> Do this: Please rewrite the rows from the line with "Segment this screenshot: for" to the line with "Text: 0,33: 0,33 (354, 159, 379, 169)", both included, as a numbered list with no blank lines. Omit the pictures from your answer.

Extracted records
======
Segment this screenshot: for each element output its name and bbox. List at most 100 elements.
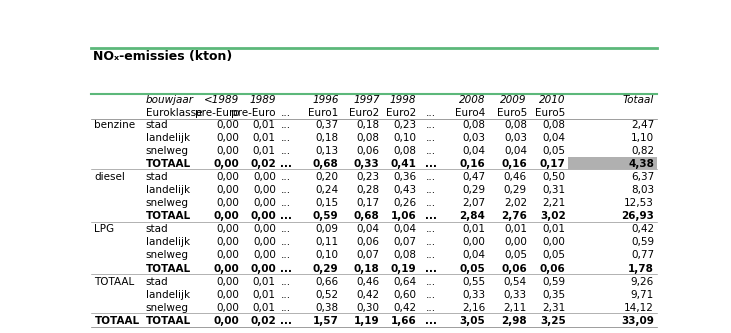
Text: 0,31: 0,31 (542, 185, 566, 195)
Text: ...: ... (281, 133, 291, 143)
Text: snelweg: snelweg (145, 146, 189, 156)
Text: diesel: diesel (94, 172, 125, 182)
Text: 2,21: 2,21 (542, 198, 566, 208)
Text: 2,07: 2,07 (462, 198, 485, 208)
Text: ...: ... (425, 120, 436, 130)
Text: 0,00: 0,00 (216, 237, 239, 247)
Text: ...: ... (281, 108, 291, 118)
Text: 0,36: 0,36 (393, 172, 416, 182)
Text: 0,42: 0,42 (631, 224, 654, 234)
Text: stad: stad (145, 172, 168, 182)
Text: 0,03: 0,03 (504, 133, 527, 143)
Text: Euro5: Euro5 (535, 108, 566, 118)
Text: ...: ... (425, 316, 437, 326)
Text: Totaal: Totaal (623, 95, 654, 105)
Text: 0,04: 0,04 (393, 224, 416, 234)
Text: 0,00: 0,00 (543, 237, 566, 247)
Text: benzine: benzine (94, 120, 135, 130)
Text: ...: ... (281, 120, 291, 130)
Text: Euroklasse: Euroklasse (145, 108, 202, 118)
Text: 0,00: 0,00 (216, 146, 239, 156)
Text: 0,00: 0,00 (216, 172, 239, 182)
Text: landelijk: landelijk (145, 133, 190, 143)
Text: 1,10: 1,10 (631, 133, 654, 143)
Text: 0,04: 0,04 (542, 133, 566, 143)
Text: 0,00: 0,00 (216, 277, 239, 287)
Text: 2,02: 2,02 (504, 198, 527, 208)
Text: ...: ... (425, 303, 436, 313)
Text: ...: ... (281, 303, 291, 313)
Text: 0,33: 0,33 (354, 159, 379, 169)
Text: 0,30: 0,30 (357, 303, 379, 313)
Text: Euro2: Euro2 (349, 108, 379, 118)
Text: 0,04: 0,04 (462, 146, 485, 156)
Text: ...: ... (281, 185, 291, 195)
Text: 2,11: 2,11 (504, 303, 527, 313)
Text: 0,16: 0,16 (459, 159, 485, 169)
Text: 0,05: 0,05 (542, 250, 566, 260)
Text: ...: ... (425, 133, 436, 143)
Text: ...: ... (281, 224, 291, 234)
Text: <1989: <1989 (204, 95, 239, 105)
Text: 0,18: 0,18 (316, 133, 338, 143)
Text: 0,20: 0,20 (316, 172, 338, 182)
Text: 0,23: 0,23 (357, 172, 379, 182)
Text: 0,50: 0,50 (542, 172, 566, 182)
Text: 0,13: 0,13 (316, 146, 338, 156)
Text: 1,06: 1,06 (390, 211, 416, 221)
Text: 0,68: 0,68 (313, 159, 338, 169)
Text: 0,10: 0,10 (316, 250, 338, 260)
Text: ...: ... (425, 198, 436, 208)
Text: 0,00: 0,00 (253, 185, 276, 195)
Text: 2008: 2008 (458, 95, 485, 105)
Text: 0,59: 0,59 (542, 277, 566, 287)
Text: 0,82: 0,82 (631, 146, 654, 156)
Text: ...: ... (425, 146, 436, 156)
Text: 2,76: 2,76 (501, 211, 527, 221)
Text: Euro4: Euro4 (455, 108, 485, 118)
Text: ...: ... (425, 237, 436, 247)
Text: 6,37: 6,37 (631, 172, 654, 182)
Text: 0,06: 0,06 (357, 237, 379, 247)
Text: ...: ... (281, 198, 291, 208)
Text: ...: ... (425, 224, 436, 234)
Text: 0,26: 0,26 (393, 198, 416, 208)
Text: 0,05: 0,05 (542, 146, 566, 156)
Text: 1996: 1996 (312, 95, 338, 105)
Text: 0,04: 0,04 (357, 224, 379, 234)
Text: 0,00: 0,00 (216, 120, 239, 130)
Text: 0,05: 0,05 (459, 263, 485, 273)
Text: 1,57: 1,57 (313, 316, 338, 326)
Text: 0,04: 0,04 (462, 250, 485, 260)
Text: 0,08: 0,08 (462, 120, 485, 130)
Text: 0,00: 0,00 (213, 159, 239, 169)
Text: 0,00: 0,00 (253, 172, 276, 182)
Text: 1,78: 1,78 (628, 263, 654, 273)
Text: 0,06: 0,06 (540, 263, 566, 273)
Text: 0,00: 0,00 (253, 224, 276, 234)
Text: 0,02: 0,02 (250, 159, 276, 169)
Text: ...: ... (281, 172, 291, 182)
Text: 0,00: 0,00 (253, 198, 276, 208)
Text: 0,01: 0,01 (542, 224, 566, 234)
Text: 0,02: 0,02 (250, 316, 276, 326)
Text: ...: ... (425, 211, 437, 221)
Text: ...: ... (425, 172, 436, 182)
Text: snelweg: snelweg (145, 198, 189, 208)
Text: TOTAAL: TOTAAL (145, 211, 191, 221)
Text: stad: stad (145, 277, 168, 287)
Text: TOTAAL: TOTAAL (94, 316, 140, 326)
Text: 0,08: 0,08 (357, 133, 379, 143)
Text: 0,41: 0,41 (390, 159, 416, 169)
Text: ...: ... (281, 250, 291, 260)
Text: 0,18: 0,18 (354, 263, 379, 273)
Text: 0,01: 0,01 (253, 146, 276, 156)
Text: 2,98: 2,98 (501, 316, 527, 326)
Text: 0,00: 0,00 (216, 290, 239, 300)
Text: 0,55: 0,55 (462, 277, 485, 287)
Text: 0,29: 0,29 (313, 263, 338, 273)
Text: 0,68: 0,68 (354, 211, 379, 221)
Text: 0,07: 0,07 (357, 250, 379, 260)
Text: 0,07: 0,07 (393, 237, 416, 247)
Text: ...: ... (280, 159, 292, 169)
======
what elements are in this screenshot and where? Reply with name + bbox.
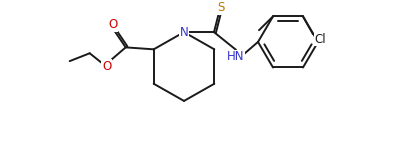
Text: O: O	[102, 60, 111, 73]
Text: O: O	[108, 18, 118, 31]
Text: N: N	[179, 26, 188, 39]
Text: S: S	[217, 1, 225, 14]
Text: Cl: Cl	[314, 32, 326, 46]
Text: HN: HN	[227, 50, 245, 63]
======
> Reply:
1. Segment this screenshot: for each element output its name and bbox. List at most 100 elements.
2. Text: 0,31: 0,31 (542, 185, 566, 195)
3. Text: ...: ... (281, 133, 291, 143)
4. Text: snelweg: snelweg (145, 146, 189, 156)
5. Text: diesel: diesel (94, 172, 125, 182)
6. Text: 2,21: 2,21 (542, 198, 566, 208)
7. Text: 2,07: 2,07 (462, 198, 485, 208)
8. Text: ...: ... (425, 120, 436, 130)
9. Text: 0,00: 0,00 (216, 237, 239, 247)
10. Text: ...: ... (281, 108, 291, 118)
11. Text: 0,36: 0,36 (393, 172, 416, 182)
12. Text: 0,42: 0,42 (631, 224, 654, 234)
13. Text: stad: stad (145, 172, 168, 182)
14. Text: 0,03: 0,03 (504, 133, 527, 143)
15. Text: Euro5: Euro5 (535, 108, 566, 118)
16. Text: ...: ... (425, 316, 437, 326)
17. Text: Totaal: Totaal (623, 95, 654, 105)
18. Text: 0,04: 0,04 (393, 224, 416, 234)
19. Text: 0,00: 0,00 (543, 237, 566, 247)
20. Text: benzine: benzine (94, 120, 135, 130)
21. Text: ...: ... (281, 120, 291, 130)
22. Text: Euroklasse: Euroklasse (145, 108, 202, 118)
23. Text: 0,00: 0,00 (216, 146, 239, 156)
24. Text: 0,00: 0,00 (216, 172, 239, 182)
25. Text: landelijk: landelijk (145, 133, 190, 143)
26. Text: 1,10: 1,10 (631, 133, 654, 143)
27. Text: 0,04: 0,04 (542, 133, 566, 143)
28. Text: 0,00: 0,00 (216, 277, 239, 287)
29. Text: 2,02: 2,02 (504, 198, 527, 208)
30. Text: ...: ... (425, 303, 436, 313)
31. Text: ...: ... (281, 303, 291, 313)
32. Text: 0,33: 0,33 (354, 159, 379, 169)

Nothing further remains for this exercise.